[begin Data records]

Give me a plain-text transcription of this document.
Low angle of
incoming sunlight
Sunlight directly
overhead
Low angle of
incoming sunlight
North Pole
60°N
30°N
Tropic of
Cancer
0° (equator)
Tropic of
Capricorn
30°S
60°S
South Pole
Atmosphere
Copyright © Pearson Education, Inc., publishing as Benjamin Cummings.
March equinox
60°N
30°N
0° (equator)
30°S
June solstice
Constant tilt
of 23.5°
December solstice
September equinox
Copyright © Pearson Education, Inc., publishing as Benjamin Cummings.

[end Data records]

Reproduce the full listing word for word.

**Written reply**:
Give me a plain-text transcription of this document.
Low angle of
incoming sunlight
Sunlight directly
overhead
Low angle of
incoming sunlight
North Pole
60°N
30°N
Tropic of
Cancer
0° (equator)
Tropic of
Capricorn
30°S
60°S
South Pole
Atmosphere
Copyright © Pearson Education, Inc., publishing as Benjamin Cummings.
March equinox
60°N
30°N
0° (equator)
30°S
June solstice
Constant tilt
of 23.5°
December solstice
September equinox
Copyright © Pearson Education, Inc., publishing as Benjamin Cummings.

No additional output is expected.